Requirement:
Every record must appear in your copy exactly as written, with no pictures.

(Part of a data file)

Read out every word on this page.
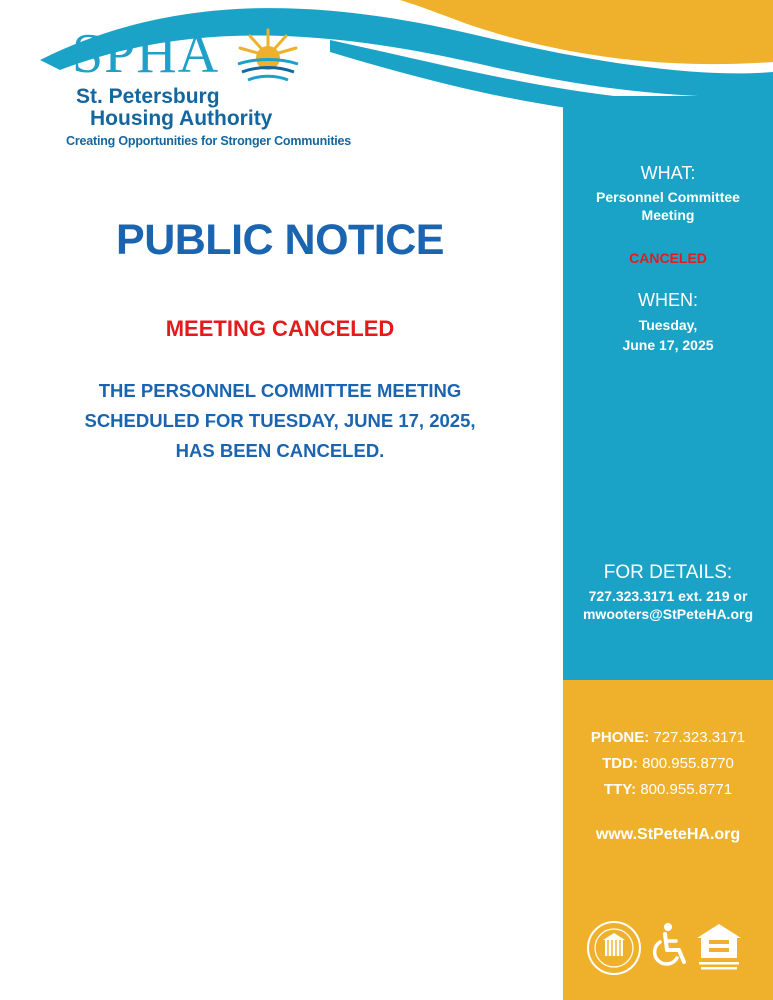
SPHA
St. Petersburg
Housing Authority
Creating Opportunities for Stronger Communities
PUBLIC NOTICE
MEETING CANCELED
THE PERSONNEL COMMITTEE MEETING
SCHEDULED FOR TUESDAY, JUNE 17, 2025,
HAS BEEN CANCELED.
WHAT:
Personnel Committee
Meeting
CANCELED
WHEN:
Tuesday,
June 17, 2025
FOR DETAILS:
727.323.3171 ext. 219 or
mwooters@StPeteHA.org
PHONE: 727.323.3171
TDD: 800.955.8770
TTY: 800.955.8771
www.StPeteHA.org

Task response:
Read out every word on this page.
SPHA
St. Petersburg
Housing Authority
Creating Opportunities for Stronger Communities
PUBLIC NOTICE
MEETING CANCELED
THE PERSONNEL COMMITTEE MEETING
SCHEDULED FOR TUESDAY, JUNE 17, 2025,
HAS BEEN CANCELED.
WHAT:
Personnel Committee
Meeting
CANCELED
WHEN:
Tuesday,
June 17, 2025
FOR DETAILS:
727.323.3171 ext. 219 or
mwooters@StPeteHA.org
PHONE: 727.323.3171
TDD: 800.955.8770
TTY: 800.955.8771
www.StPeteHA.org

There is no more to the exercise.